— EXERCISE INSTRUCTIONS —
Lines containing "pillows" are to be counted. Report the count alone.

— ENTRIES SUPPLIED —
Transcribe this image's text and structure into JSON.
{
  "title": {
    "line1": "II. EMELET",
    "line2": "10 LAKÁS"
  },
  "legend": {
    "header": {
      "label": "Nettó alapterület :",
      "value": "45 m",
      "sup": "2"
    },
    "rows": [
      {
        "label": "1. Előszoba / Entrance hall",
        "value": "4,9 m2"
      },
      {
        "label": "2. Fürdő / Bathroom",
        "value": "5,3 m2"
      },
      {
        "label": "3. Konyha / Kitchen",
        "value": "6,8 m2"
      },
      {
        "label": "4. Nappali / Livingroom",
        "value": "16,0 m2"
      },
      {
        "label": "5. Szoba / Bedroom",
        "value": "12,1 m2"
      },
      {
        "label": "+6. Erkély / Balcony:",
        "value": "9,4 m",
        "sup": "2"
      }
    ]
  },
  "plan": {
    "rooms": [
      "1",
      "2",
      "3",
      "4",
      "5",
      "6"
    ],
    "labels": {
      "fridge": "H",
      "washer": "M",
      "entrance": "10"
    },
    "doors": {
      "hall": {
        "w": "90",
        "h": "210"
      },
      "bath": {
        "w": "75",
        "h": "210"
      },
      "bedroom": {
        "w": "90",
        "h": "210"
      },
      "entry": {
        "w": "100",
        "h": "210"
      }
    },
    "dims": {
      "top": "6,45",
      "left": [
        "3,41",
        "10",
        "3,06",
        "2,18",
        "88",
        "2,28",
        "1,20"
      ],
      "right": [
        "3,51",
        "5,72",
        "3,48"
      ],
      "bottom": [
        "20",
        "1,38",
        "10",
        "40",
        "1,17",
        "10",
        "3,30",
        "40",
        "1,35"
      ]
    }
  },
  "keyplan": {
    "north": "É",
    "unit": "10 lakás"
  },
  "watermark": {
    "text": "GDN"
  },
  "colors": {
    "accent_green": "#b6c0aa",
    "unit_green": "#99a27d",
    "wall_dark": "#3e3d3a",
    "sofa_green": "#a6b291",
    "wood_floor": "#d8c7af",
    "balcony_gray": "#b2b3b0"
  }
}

...

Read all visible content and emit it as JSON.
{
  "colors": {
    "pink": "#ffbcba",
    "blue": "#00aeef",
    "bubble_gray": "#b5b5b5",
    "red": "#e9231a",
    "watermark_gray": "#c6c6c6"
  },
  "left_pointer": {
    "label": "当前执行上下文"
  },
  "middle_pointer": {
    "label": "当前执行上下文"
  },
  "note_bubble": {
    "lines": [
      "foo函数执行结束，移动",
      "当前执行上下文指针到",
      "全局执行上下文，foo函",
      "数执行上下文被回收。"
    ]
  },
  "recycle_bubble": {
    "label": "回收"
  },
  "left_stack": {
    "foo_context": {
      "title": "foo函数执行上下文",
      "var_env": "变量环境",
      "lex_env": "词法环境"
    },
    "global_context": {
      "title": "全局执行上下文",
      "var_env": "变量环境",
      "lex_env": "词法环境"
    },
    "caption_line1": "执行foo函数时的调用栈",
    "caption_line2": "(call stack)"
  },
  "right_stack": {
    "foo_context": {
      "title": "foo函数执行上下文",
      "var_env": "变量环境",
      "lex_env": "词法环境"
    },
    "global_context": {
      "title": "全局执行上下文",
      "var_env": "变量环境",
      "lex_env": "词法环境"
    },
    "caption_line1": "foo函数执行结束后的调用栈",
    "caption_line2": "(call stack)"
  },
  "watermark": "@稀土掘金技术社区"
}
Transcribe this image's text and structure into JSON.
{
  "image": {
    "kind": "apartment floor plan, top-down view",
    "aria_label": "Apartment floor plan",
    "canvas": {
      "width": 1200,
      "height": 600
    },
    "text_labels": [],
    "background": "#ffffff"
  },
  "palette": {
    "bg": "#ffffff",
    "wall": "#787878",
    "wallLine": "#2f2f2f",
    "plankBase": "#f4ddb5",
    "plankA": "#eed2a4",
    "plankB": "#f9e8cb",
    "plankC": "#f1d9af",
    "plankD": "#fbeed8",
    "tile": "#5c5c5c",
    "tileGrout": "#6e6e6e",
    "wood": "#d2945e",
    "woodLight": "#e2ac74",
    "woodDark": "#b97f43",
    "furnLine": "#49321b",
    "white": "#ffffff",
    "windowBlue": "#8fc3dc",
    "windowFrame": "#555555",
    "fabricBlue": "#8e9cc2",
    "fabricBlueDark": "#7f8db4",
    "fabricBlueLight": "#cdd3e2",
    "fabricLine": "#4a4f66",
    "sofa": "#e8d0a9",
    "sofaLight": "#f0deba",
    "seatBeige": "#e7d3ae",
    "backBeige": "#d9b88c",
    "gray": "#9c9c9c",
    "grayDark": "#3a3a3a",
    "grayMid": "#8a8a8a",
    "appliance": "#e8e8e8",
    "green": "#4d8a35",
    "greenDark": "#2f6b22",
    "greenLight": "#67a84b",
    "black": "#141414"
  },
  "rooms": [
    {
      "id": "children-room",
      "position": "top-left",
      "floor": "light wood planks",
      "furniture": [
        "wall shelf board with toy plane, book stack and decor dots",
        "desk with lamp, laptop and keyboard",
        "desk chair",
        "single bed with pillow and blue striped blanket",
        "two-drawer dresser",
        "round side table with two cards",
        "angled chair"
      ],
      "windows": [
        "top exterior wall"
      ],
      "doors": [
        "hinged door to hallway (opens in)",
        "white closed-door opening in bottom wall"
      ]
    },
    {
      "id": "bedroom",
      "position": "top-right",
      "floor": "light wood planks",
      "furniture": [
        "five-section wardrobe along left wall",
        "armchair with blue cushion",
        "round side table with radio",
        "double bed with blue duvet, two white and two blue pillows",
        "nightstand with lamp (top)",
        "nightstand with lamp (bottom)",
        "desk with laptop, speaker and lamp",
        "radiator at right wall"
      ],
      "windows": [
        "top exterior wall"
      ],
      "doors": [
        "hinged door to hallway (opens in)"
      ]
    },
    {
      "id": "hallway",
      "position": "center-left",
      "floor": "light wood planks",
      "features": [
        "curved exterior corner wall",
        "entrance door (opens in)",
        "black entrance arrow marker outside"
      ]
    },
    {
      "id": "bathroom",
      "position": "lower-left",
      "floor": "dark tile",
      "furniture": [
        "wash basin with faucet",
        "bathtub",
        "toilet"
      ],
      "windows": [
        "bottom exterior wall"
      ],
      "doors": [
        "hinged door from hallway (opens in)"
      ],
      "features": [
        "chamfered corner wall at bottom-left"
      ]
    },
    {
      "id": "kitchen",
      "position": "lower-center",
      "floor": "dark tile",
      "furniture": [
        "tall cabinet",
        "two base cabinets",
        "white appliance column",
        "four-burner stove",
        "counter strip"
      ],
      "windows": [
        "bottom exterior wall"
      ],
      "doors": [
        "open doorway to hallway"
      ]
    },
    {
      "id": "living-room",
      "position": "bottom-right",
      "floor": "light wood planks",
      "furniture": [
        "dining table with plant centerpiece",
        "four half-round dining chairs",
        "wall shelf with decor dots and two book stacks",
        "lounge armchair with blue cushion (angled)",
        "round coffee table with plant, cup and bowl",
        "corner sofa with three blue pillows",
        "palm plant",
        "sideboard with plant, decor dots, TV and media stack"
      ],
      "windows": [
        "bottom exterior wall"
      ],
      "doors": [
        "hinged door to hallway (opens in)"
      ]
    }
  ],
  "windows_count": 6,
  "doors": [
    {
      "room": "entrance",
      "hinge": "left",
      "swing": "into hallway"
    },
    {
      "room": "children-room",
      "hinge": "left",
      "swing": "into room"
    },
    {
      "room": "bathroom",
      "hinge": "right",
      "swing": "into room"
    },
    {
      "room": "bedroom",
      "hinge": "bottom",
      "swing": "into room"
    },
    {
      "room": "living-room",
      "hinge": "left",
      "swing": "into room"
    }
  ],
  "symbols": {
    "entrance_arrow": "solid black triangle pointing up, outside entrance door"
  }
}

— THE OUTPUT —
2